- [Given request]
Leave out the pictures and restate the rest of the data exactly.

........

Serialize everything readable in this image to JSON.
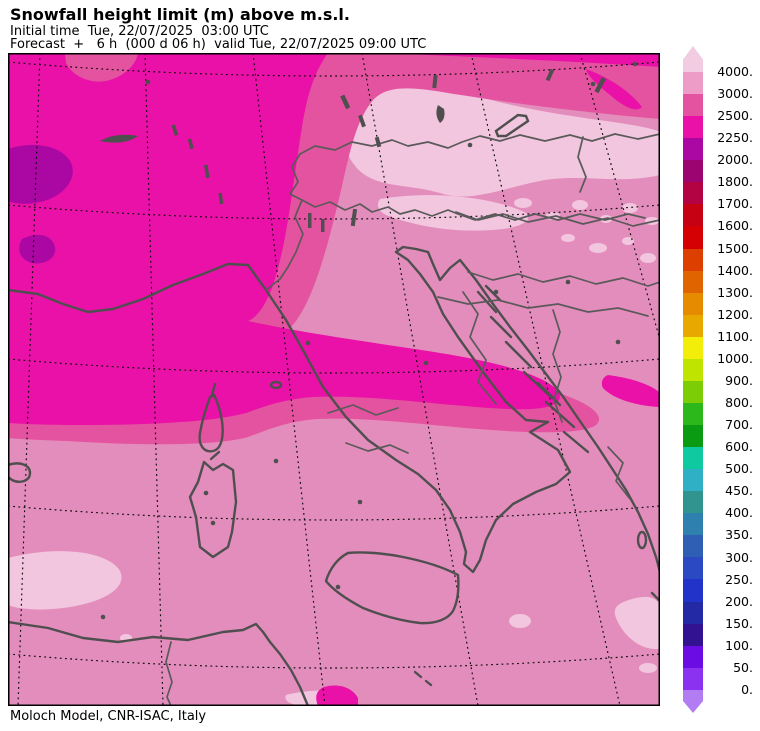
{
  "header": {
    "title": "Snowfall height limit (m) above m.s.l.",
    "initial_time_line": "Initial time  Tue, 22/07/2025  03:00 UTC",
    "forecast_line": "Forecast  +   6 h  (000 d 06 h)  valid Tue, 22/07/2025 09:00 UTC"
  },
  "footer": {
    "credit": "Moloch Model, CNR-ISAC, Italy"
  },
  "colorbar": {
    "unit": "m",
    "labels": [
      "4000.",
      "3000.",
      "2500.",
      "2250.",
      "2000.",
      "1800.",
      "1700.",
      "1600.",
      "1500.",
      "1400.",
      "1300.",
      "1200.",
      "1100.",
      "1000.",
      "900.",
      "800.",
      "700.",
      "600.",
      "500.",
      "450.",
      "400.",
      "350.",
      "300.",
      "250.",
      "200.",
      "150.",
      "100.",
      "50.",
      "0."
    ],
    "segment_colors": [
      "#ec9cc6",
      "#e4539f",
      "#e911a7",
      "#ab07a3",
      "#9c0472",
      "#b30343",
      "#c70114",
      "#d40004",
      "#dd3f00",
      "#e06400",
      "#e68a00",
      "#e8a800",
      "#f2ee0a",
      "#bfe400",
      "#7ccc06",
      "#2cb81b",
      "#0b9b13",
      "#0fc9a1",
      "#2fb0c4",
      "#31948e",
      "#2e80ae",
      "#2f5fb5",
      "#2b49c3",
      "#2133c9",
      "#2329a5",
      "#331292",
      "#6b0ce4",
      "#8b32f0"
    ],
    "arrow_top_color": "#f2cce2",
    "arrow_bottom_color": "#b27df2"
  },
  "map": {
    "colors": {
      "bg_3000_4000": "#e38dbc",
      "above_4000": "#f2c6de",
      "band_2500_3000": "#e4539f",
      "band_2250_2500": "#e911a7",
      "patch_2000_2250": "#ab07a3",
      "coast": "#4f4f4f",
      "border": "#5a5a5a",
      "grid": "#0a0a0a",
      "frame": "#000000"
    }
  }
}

........

- [Correct result]
Serialize everything readable in this image to JSON.
{
  "header": {
    "title": "Snowfall height limit (m) above m.s.l.",
    "initial_time_line": "Initial time  Tue, 22/07/2025  03:00 UTC",
    "forecast_line": "Forecast  +   6 h  (000 d 06 h)  valid Tue, 22/07/2025 09:00 UTC"
  },
  "footer": {
    "credit": "Moloch Model, CNR-ISAC, Italy"
  },
  "colorbar": {
    "unit": "m",
    "labels": [
      "4000.",
      "3000.",
      "2500.",
      "2250.",
      "2000.",
      "1800.",
      "1700.",
      "1600.",
      "1500.",
      "1400.",
      "1300.",
      "1200.",
      "1100.",
      "1000.",
      "900.",
      "800.",
      "700.",
      "600.",
      "500.",
      "450.",
      "400.",
      "350.",
      "300.",
      "250.",
      "200.",
      "150.",
      "100.",
      "50.",
      "0."
    ],
    "segment_colors": [
      "#ec9cc6",
      "#e4539f",
      "#e911a7",
      "#ab07a3",
      "#9c0472",
      "#b30343",
      "#c70114",
      "#d40004",
      "#dd3f00",
      "#e06400",
      "#e68a00",
      "#e8a800",
      "#f2ee0a",
      "#bfe400",
      "#7ccc06",
      "#2cb81b",
      "#0b9b13",
      "#0fc9a1",
      "#2fb0c4",
      "#31948e",
      "#2e80ae",
      "#2f5fb5",
      "#2b49c3",
      "#2133c9",
      "#2329a5",
      "#331292",
      "#6b0ce4",
      "#8b32f0"
    ],
    "arrow_top_color": "#f2cce2",
    "arrow_bottom_color": "#b27df2"
  },
  "map": {
    "colors": {
      "bg_3000_4000": "#e38dbc",
      "above_4000": "#f2c6de",
      "band_2500_3000": "#e4539f",
      "band_2250_2500": "#e911a7",
      "patch_2000_2250": "#ab07a3",
      "coast": "#4f4f4f",
      "border": "#5a5a5a",
      "grid": "#0a0a0a",
      "frame": "#000000"
    }
  }
}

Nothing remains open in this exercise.